REQUIREMENT:
Extract all of the data and reproduce it precisely.

Extracted records:

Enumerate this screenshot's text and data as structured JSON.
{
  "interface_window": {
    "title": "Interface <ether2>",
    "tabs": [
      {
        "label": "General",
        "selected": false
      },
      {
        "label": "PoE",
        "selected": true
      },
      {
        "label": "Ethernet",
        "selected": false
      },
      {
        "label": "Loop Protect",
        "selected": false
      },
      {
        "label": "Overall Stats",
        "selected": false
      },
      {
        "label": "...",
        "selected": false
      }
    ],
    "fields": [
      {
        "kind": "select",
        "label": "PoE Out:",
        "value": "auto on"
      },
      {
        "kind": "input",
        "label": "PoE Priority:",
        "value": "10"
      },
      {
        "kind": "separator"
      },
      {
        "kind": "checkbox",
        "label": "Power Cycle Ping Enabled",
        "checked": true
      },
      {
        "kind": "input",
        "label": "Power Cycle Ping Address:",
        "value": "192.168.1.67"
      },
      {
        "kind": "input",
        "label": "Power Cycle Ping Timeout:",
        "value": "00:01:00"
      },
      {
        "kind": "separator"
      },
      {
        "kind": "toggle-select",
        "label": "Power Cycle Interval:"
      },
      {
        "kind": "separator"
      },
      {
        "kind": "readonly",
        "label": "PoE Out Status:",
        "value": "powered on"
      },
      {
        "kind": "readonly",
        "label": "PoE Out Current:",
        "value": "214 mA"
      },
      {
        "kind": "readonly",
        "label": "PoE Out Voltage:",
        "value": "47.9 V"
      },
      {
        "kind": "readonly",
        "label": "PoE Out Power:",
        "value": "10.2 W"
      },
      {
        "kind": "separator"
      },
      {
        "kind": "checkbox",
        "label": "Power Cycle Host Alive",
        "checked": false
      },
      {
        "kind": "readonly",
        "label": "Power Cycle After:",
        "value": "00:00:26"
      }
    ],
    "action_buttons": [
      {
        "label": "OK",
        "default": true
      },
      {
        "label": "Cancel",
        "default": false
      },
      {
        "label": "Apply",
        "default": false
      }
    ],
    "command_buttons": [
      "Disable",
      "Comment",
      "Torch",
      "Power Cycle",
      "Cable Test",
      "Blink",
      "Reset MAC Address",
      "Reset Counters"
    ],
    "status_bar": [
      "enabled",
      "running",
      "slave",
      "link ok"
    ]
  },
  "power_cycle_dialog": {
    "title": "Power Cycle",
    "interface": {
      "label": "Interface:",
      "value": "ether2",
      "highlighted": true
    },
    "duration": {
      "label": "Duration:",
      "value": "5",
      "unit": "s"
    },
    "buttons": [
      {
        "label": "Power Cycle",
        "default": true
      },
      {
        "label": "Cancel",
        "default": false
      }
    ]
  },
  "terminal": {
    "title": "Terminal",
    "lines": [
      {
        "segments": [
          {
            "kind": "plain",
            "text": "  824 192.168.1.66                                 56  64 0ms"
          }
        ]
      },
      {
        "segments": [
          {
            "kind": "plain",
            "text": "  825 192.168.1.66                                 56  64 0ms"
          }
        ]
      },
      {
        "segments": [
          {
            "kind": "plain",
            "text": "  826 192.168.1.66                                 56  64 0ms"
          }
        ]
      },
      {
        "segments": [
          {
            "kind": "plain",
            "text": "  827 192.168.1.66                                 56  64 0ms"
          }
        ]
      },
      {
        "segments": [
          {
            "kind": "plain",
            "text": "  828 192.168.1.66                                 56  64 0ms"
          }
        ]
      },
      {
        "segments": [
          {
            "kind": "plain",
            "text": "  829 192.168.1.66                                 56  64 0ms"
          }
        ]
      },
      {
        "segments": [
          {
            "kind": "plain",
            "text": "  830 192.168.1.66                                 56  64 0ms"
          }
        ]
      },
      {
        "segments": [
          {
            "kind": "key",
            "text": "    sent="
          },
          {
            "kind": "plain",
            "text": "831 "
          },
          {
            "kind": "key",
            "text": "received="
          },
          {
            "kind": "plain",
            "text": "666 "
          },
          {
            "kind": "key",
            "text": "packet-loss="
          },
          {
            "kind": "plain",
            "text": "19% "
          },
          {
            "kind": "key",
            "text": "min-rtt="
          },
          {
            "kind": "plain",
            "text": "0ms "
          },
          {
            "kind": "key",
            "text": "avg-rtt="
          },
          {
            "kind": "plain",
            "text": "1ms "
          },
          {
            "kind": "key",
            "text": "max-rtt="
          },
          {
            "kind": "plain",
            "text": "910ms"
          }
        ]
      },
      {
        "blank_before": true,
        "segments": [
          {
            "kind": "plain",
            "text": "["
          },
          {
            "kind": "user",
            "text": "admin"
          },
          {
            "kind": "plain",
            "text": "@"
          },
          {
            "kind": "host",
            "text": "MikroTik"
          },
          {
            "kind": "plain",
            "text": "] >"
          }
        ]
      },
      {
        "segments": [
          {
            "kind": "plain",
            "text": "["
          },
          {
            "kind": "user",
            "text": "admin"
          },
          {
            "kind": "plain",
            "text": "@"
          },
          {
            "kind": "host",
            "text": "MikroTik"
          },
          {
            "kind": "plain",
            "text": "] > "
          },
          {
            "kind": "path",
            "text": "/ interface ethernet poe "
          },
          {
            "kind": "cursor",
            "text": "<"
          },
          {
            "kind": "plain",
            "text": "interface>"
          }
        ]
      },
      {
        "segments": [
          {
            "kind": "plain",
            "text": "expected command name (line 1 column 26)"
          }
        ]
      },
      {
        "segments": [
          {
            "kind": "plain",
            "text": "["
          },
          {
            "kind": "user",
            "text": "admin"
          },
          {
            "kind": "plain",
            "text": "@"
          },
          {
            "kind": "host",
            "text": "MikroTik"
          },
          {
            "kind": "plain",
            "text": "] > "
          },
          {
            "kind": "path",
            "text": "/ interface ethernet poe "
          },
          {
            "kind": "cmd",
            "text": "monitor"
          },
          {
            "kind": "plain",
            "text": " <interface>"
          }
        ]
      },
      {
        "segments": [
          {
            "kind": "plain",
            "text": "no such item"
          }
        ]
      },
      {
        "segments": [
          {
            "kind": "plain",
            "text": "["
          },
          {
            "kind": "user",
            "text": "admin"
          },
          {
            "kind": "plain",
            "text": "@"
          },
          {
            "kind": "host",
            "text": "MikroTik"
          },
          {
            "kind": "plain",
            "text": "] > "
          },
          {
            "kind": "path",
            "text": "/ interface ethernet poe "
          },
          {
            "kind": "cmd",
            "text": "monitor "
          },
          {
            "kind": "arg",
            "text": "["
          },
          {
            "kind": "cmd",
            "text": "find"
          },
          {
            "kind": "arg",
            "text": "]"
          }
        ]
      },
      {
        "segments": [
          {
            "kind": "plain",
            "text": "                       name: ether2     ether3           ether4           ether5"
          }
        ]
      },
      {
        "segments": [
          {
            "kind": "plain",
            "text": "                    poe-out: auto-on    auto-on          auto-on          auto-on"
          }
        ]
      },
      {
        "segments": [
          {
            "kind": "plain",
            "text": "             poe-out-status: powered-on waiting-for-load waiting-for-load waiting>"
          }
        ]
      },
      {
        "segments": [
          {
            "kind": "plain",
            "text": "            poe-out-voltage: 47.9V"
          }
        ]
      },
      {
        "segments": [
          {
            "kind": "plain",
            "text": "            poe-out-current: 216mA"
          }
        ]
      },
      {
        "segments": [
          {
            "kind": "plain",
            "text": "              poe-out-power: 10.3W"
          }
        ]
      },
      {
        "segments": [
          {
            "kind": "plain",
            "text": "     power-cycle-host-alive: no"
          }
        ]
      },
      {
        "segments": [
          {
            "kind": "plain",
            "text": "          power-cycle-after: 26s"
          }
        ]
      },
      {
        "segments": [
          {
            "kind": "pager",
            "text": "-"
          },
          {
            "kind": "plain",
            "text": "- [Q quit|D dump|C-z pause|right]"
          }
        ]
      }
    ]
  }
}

RESULT:
Enumerate this screenshot's text and data as structured JSON.
{
  "interface_window": {
    "title": "Interface <ether2>",
    "tabs": [
      {
        "label": "General",
        "selected": false
      },
      {
        "label": "PoE",
        "selected": true
      },
      {
        "label": "Ethernet",
        "selected": false
      },
      {
        "label": "Loop Protect",
        "selected": false
      },
      {
        "label": "Overall Stats",
        "selected": false
      },
      {
        "label": "...",
        "selected": false
      }
    ],
    "fields": [
      {
        "kind": "select",
        "label": "PoE Out:",
        "value": "auto on"
      },
      {
        "kind": "input",
        "label": "PoE Priority:",
        "value": "10"
      },
      {
        "kind": "separator"
      },
      {
        "kind": "checkbox",
        "label": "Power Cycle Ping Enabled",
        "checked": true
      },
      {
        "kind": "input",
        "label": "Power Cycle Ping Address:",
        "value": "192.168.1.67"
      },
      {
        "kind": "input",
        "label": "Power Cycle Ping Timeout:",
        "value": "00:01:00"
      },
      {
        "kind": "separator"
      },
      {
        "kind": "toggle-select",
        "label": "Power Cycle Interval:"
      },
      {
        "kind": "separator"
      },
      {
        "kind": "readonly",
        "label": "PoE Out Status:",
        "value": "powered on"
      },
      {
        "kind": "readonly",
        "label": "PoE Out Current:",
        "value": "214 mA"
      },
      {
        "kind": "readonly",
        "label": "PoE Out Voltage:",
        "value": "47.9 V"
      },
      {
        "kind": "readonly",
        "label": "PoE Out Power:",
        "value": "10.2 W"
      },
      {
        "kind": "separator"
      },
      {
        "kind": "checkbox",
        "label": "Power Cycle Host Alive",
        "checked": false
      },
      {
        "kind": "readonly",
        "label": "Power Cycle After:",
        "value": "00:00:26"
      }
    ],
    "action_buttons": [
      {
        "label": "OK",
        "default": true
      },
      {
        "label": "Cancel",
        "default": false
      },
      {
        "label": "Apply",
        "default": false
      }
    ],
    "command_buttons": [
      "Disable",
      "Comment",
      "Torch",
      "Power Cycle",
      "Cable Test",
      "Blink",
      "Reset MAC Address",
      "Reset Counters"
    ],
    "status_bar": [
      "enabled",
      "running",
      "slave",
      "link ok"
    ]
  },
  "power_cycle_dialog": {
    "title": "Power Cycle",
    "interface": {
      "label": "Interface:",
      "value": "ether2",
      "highlighted": true
    },
    "duration": {
      "label": "Duration:",
      "value": "5",
      "unit": "s"
    },
    "buttons": [
      {
        "label": "Power Cycle",
        "default": true
      },
      {
        "label": "Cancel",
        "default": false
      }
    ]
  },
  "terminal": {
    "title": "Terminal",
    "lines": [
      {
        "segments": [
          {
            "kind": "plain",
            "text": "  824 192.168.1.66                                 56  64 0ms"
          }
        ]
      },
      {
        "segments": [
          {
            "kind": "plain",
            "text": "  825 192.168.1.66                                 56  64 0ms"
          }
        ]
      },
      {
        "segments": [
          {
            "kind": "plain",
            "text": "  826 192.168.1.66                                 56  64 0ms"
          }
        ]
      },
      {
        "segments": [
          {
            "kind": "plain",
            "text": "  827 192.168.1.66                                 56  64 0ms"
          }
        ]
      },
      {
        "segments": [
          {
            "kind": "plain",
            "text": "  828 192.168.1.66                                 56  64 0ms"
          }
        ]
      },
      {
        "segments": [
          {
            "kind": "plain",
            "text": "  829 192.168.1.66                                 56  64 0ms"
          }
        ]
      },
      {
        "segments": [
          {
            "kind": "plain",
            "text": "  830 192.168.1.66                                 56  64 0ms"
          }
        ]
      },
      {
        "segments": [
          {
            "kind": "key",
            "text": "    sent="
          },
          {
            "kind": "plain",
            "text": "831 "
          },
          {
            "kind": "key",
            "text": "received="
          },
          {
            "kind": "plain",
            "text": "666 "
          },
          {
            "kind": "key",
            "text": "packet-loss="
          },
          {
            "kind": "plain",
            "text": "19% "
          },
          {
            "kind": "key",
            "text": "min-rtt="
          },
          {
            "kind": "plain",
            "text": "0ms "
          },
          {
            "kind": "key",
            "text": "avg-rtt="
          },
          {
            "kind": "plain",
            "text": "1ms "
          },
          {
            "kind": "key",
            "text": "max-rtt="
          },
          {
            "kind": "plain",
            "text": "910ms"
          }
        ]
      },
      {
        "blank_before": true,
        "segments": [
          {
            "kind": "plain",
            "text": "["
          },
          {
            "kind": "user",
            "text": "admin"
          },
          {
            "kind": "plain",
            "text": "@"
          },
          {
            "kind": "host",
            "text": "MikroTik"
          },
          {
            "kind": "plain",
            "text": "] >"
          }
        ]
      },
      {
        "segments": [
          {
            "kind": "plain",
            "text": "["
          },
          {
            "kind": "user",
            "text": "admin"
          },
          {
            "kind": "plain",
            "text": "@"
          },
          {
            "kind": "host",
            "text": "MikroTik"
          },
          {
            "kind": "plain",
            "text": "] > "
          },
          {
            "kind": "path",
            "text": "/ interface ethernet poe "
          },
          {
            "kind": "cursor",
            "text": "<"
          },
          {
            "kind": "plain",
            "text": "interface>"
          }
        ]
      },
      {
        "segments": [
          {
            "kind": "plain",
            "text": "expected command name (line 1 column 26)"
          }
        ]
      },
      {
        "segments": [
          {
            "kind": "plain",
            "text": "["
          },
          {
            "kind": "user",
            "text": "admin"
          },
          {
            "kind": "plain",
            "text": "@"
          },
          {
            "kind": "host",
            "text": "MikroTik"
          },
          {
            "kind": "plain",
            "text": "] > "
          },
          {
            "kind": "path",
            "text": "/ interface ethernet poe "
          },
          {
            "kind": "cmd",
            "text": "monitor"
          },
          {
            "kind": "plain",
            "text": " <interface>"
          }
        ]
      },
      {
        "segments": [
          {
            "kind": "plain",
            "text": "no such item"
          }
        ]
      },
      {
        "segments": [
          {
            "kind": "plain",
            "text": "["
          },
          {
            "kind": "user",
            "text": "admin"
          },
          {
            "kind": "plain",
            "text": "@"
          },
          {
            "kind": "host",
            "text": "MikroTik"
          },
          {
            "kind": "plain",
            "text": "] > "
          },
          {
            "kind": "path",
            "text": "/ interface ethernet poe "
          },
          {
            "kind": "cmd",
            "text": "monitor "
          },
          {
            "kind": "arg",
            "text": "["
          },
          {
            "kind": "cmd",
            "text": "find"
          },
          {
            "kind": "arg",
            "text": "]"
          }
        ]
      },
      {
        "segments": [
          {
            "kind": "plain",
            "text": "                       name: ether2     ether3           ether4           ether5"
          }
        ]
      },
      {
        "segments": [
          {
            "kind": "plain",
            "text": "                    poe-out: auto-on    auto-on          auto-on          auto-on"
          }
        ]
      },
      {
        "segments": [
          {
            "kind": "plain",
            "text": "             poe-out-status: powered-on waiting-for-load waiting-for-load waiting>"
          }
        ]
      },
      {
        "segments": [
          {
            "kind": "plain",
            "text": "            poe-out-voltage: 47.9V"
          }
        ]
      },
      {
        "segments": [
          {
            "kind": "plain",
            "text": "            poe-out-current: 216mA"
          }
        ]
      },
      {
        "segments": [
          {
            "kind": "plain",
            "text": "              poe-out-power: 10.3W"
          }
        ]
      },
      {
        "segments": [
          {
            "kind": "plain",
            "text": "     power-cycle-host-alive: no"
          }
        ]
      },
      {
        "segments": [
          {
            "kind": "plain",
            "text": "          power-cycle-after: 26s"
          }
        ]
      },
      {
        "segments": [
          {
            "kind": "pager",
            "text": "-"
          },
          {
            "kind": "plain",
            "text": "- [Q quit|D dump|C-z pause|right]"
          }
        ]
      }
    ]
  }
}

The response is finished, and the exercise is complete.